Identify the lines bearing the string "ahloqiy" and gather them.

_Information provided_.
----------

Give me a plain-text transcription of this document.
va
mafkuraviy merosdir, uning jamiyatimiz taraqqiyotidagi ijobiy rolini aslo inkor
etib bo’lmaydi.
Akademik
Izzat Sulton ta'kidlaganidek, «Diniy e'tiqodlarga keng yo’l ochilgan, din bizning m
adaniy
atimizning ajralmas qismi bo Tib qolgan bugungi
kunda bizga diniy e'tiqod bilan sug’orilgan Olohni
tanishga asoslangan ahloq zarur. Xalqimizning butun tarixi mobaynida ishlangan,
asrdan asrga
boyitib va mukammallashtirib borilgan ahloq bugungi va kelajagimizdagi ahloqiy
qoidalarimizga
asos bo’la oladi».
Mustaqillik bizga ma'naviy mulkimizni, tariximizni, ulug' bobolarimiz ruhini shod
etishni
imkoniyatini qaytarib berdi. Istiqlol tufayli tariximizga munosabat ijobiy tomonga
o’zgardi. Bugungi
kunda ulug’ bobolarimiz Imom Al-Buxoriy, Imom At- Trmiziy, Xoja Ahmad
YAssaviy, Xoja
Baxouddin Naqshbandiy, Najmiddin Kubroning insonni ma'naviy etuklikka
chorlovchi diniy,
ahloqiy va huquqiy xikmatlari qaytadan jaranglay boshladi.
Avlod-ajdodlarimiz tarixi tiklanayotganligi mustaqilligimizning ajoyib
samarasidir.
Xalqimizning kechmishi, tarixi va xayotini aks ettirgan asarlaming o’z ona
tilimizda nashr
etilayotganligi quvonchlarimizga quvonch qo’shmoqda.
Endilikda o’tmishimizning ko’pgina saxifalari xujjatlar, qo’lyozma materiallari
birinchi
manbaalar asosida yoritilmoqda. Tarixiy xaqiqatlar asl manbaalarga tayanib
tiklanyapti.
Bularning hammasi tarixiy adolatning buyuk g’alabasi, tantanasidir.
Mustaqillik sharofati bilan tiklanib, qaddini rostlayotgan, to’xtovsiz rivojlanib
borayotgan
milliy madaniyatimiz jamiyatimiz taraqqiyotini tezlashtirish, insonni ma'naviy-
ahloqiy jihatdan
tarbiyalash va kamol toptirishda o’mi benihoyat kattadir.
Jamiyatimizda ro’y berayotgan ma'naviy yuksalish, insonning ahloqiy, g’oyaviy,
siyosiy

----------

_Answer in full_.
boyitib va mukammallashtirib borilgan ahloq bugungi va kelajagimizdagi ahloqiy
ahloqiy va huquqiy xikmatlari qaytadan jaranglay boshladi.
ahloqiy jihatdan
Jamiyatimizda ro’y berayotgan ma'naviy yuksalish, insonning ahloqiy, g’oyaviy,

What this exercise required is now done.